* Kaynak metin:
»»

Şeyh Said’in Kıyamı ve Şehadeti

Recai Yurdan

24-06-2022 22:08

Cumhuriyet’in kurulmasıyla ıslahat adı altında izlenen siyaset, halk tarafından kabul görmemiş ve buna karşılık rejim taraftarı binlerce insana baskı, zulüm ve inkar politikası uygulamıştı. 1924 yılına gelindiğinde medreseler kapatıldı, din ve vakıflar bakanlığı kapatıldı, halifeliğin kaldırılmasıyla yeni rejimin Batı’yı kendisine referans ettiğini açık şekilde beyan etmiş oldu. Ne zaman ki son damlalar bardağı taşırınca bunu gören Şeyh Said, kıyam kararı aldı ve şöyle bir fetva çıkarttı: “Rahman ve Rahim olan Allah’ın adıyla. Bizler İslam’ın ve İslam peygamberinin yücelttiği ve zalim Mustafa Kemal’in kendi eliyle kurduğu hükümetin zevale uğratacağı ve onların yeryüzünde silineceği bir zamana girmiş bulunuyoruz. Cihat etmek her Müslümana farzdır. Bu savaş, İslam’ın bu topraklarda yeniden hâkim kılınması içindir. Bu çağrı sizin Müslüman kabileniz bu büyük cihada katılması içindir. Ben bu davete içtenlikle ‘lebbeyk’ diyeceğinize inanıyorum. Ey insanlar! İslam’ı bu kâfirlerin ellerinden koruyalım. Aksi takdirde bu kâfir hükümet bizi de kendisi gibi yapacaktır. Bunun için ona cihat etmek farzdır.” Bu fetvayı bölgenin şeyhlerine ve aşiret liderlerine, elçilerinin aracılığıyla gönderdi.

««

* Yapılacak iş: Şeyh Said'in kıyamını anlatan metne göre 1924 yılında kapatılan veya kaldırılan kurumların hepsini sıralayın.

* Sağlanan veriler:
»»

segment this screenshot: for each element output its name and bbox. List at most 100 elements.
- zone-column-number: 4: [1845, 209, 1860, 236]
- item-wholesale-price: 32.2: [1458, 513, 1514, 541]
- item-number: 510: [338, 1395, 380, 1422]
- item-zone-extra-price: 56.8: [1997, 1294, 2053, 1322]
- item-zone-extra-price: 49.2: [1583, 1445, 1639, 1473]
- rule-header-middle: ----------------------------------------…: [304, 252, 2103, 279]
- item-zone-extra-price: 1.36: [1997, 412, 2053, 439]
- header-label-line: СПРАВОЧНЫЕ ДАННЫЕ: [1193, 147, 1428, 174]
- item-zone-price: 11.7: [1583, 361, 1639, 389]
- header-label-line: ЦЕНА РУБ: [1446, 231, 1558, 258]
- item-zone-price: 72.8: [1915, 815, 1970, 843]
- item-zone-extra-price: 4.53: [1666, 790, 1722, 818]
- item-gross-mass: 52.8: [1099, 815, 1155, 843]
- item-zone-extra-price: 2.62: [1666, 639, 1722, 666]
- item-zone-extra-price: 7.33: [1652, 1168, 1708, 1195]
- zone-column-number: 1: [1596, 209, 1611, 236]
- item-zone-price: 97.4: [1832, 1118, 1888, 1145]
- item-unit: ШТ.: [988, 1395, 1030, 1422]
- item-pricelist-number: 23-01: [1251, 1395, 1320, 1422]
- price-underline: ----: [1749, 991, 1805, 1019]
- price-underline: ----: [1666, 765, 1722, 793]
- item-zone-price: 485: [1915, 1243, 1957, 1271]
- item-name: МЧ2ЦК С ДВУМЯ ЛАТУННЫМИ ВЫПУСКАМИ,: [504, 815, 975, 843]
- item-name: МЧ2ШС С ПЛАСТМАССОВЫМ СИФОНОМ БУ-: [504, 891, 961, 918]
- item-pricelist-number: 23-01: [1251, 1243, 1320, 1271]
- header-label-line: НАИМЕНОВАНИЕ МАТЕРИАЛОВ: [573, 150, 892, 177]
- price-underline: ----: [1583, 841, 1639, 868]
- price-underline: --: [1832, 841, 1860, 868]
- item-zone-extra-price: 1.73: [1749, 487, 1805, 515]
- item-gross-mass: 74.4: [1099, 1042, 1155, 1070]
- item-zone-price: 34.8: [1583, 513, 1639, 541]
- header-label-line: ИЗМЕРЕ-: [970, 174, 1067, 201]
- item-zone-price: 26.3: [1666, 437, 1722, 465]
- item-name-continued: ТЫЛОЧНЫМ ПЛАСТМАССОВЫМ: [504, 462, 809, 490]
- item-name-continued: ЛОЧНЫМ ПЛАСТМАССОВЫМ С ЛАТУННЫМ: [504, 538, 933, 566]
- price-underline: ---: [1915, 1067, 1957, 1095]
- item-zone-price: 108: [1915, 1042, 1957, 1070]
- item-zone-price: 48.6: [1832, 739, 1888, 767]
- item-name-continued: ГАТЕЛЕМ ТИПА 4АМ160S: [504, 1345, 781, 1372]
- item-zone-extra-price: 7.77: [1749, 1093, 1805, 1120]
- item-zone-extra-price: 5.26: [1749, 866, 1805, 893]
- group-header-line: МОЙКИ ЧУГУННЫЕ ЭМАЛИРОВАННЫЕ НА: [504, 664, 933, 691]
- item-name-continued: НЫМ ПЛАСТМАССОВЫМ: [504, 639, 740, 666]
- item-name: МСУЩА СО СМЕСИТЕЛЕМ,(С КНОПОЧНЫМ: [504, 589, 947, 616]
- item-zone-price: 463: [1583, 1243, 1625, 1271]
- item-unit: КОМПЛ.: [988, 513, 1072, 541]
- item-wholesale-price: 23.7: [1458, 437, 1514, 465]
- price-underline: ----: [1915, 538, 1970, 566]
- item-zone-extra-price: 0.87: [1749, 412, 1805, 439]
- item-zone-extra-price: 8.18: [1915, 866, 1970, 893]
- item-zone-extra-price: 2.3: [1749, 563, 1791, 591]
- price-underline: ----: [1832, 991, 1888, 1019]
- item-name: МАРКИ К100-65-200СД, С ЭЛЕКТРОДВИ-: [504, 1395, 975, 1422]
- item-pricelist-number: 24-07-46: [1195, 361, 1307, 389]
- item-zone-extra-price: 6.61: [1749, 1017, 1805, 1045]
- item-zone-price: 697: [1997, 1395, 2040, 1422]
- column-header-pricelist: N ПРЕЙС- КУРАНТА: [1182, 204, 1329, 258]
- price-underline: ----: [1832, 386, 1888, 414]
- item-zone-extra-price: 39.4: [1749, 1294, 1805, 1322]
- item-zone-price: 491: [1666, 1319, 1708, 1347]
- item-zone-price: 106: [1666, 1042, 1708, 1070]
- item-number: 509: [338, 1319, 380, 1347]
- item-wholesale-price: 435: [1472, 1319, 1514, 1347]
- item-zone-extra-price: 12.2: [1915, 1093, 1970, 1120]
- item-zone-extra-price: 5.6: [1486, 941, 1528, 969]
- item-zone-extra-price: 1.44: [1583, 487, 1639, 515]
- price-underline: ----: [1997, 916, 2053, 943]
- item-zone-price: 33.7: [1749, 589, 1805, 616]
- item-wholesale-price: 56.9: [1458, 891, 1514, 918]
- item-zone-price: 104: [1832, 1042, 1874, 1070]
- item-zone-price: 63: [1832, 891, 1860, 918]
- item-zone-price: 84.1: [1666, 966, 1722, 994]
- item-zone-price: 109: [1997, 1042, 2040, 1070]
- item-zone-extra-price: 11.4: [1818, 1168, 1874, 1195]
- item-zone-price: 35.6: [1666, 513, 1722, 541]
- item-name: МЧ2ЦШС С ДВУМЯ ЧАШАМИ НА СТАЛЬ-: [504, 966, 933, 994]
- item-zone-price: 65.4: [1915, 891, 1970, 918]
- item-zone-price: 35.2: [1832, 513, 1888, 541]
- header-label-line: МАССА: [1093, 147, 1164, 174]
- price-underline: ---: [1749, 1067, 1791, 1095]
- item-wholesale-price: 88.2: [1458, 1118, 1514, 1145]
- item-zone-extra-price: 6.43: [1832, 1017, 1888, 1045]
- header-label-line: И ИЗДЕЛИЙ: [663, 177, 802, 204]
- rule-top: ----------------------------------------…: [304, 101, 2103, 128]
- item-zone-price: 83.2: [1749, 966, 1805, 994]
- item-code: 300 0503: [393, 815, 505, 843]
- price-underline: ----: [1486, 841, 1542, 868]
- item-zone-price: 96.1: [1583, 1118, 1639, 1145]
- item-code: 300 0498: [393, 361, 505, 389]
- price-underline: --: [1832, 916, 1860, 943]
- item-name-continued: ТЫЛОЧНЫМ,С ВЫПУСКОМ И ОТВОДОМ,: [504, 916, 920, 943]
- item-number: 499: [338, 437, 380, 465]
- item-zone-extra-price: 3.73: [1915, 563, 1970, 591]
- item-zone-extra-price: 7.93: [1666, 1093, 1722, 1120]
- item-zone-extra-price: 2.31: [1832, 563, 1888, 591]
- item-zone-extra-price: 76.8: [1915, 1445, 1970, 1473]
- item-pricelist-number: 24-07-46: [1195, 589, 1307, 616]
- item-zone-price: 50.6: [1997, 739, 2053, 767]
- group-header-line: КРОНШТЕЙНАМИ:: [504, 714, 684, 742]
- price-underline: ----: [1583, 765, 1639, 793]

««

* Alıştırma yanıtı: Medreseler, din ve vakıflar bakanlığı ve halifelik 1924 yılında kapatılmış ya da kaldırılmıştır.